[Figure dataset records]
----------------------------------------
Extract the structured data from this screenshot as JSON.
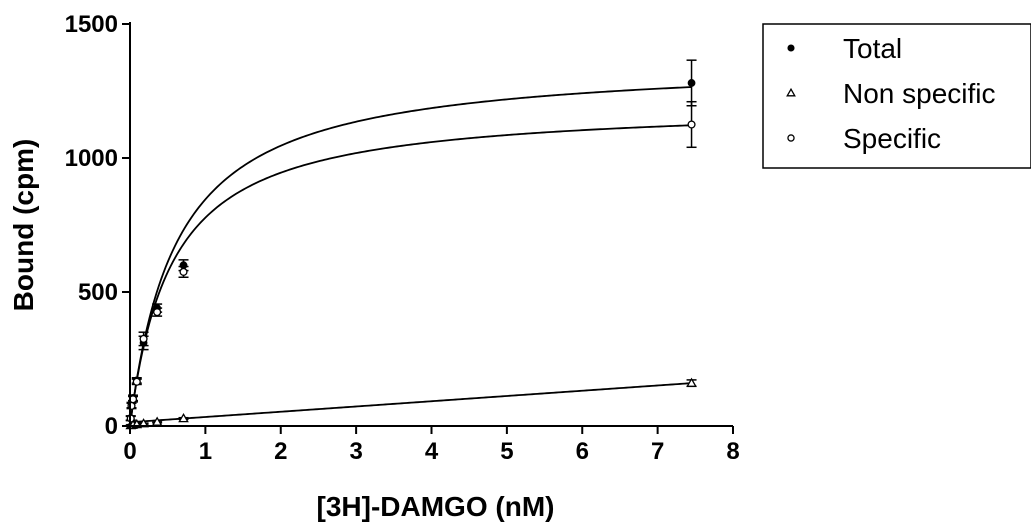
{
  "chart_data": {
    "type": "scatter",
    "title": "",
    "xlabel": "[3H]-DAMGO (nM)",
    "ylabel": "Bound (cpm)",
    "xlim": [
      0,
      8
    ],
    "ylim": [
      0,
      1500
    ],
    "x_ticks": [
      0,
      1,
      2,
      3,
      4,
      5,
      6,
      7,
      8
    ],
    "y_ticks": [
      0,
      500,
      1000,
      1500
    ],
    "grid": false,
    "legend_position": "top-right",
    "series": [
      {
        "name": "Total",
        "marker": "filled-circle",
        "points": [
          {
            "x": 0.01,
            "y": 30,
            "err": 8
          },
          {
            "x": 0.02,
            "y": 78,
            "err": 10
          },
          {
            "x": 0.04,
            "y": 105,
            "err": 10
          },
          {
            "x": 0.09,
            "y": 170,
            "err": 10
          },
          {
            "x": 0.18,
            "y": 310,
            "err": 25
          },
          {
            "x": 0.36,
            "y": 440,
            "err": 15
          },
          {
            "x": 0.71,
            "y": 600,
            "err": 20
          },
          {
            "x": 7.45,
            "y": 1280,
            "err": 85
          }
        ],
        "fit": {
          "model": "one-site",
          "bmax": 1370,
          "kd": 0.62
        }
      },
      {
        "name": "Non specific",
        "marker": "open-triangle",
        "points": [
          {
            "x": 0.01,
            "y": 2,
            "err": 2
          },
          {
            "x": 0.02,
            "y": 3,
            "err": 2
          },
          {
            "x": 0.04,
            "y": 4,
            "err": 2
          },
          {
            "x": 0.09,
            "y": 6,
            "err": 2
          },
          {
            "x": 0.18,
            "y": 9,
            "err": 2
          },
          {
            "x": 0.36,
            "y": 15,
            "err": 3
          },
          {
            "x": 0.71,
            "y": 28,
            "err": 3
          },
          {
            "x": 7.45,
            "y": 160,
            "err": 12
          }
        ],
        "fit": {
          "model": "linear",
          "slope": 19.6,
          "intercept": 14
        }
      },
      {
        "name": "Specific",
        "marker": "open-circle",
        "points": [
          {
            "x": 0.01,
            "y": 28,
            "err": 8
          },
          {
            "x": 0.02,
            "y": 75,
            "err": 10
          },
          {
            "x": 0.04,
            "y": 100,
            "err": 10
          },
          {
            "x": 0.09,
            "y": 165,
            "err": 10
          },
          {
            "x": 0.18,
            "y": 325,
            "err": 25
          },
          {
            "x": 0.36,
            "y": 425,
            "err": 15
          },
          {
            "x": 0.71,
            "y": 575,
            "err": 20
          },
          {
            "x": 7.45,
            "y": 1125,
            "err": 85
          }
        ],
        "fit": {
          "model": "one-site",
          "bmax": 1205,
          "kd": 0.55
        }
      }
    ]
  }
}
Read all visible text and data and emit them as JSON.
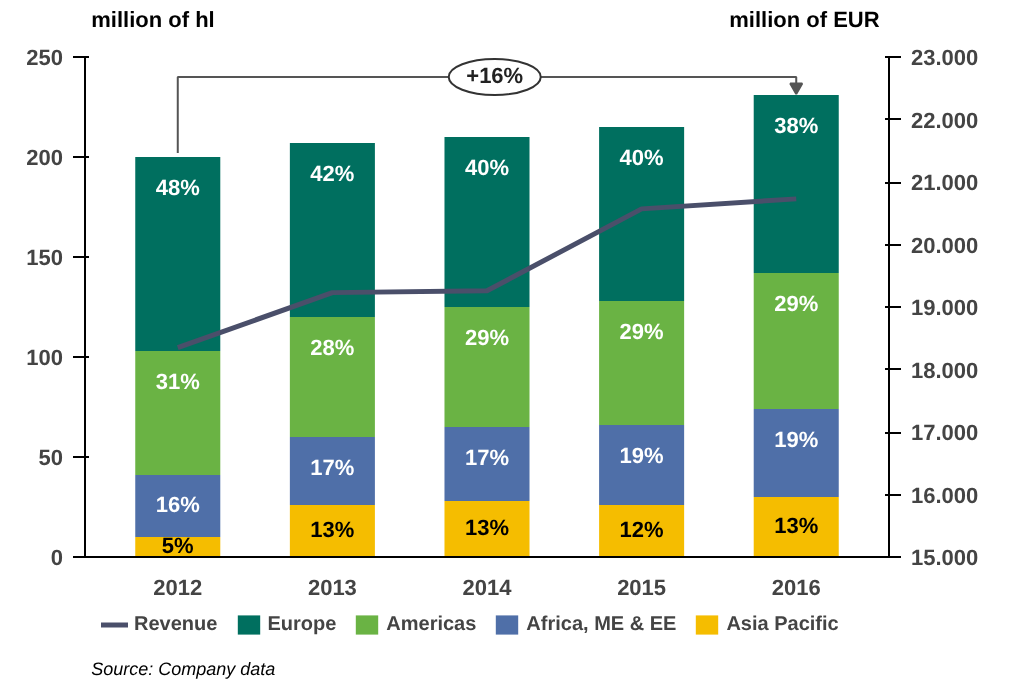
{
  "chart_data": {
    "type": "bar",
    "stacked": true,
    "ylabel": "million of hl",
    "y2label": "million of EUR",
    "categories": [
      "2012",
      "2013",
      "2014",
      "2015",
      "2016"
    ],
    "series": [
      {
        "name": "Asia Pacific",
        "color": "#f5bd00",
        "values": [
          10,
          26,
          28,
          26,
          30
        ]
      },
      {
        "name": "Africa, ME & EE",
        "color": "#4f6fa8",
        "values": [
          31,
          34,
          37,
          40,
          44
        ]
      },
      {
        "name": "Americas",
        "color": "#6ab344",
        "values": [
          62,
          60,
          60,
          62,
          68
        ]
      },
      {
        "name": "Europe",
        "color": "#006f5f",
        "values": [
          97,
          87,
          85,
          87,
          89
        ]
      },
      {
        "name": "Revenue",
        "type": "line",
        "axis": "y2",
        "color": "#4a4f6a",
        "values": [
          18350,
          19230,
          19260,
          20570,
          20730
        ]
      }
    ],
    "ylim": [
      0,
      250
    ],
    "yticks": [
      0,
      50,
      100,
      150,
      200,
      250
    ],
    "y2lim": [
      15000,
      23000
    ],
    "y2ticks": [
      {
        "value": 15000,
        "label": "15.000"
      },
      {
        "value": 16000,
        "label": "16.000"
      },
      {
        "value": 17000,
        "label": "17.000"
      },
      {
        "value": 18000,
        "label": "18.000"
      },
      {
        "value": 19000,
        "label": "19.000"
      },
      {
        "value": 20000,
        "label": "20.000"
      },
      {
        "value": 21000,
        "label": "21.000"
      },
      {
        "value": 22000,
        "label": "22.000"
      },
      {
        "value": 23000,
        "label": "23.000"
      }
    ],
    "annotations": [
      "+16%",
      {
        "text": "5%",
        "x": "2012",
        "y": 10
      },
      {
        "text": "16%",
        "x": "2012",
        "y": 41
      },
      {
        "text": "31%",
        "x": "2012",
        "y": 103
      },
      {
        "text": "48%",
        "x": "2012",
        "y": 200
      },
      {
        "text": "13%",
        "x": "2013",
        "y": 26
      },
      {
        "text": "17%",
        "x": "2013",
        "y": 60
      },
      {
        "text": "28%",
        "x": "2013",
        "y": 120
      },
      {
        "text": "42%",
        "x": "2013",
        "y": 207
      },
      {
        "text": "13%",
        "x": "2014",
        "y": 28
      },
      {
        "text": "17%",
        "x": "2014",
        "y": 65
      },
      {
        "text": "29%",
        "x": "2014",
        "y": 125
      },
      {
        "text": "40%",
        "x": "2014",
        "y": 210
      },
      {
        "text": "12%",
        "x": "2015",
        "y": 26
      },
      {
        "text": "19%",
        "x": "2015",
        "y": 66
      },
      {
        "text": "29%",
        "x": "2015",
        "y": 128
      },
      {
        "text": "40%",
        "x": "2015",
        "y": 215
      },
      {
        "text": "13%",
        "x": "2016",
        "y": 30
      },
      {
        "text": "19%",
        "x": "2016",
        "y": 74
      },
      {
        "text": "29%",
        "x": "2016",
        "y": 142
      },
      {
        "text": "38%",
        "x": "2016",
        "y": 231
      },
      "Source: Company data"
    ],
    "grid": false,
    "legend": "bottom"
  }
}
----------------------------------------
- _Description of the task_
Working from the entries above, return all lines that contain "million".

- _Solved exercise_
    "ylabel": "million of hl",
    "y2label": "million of EUR",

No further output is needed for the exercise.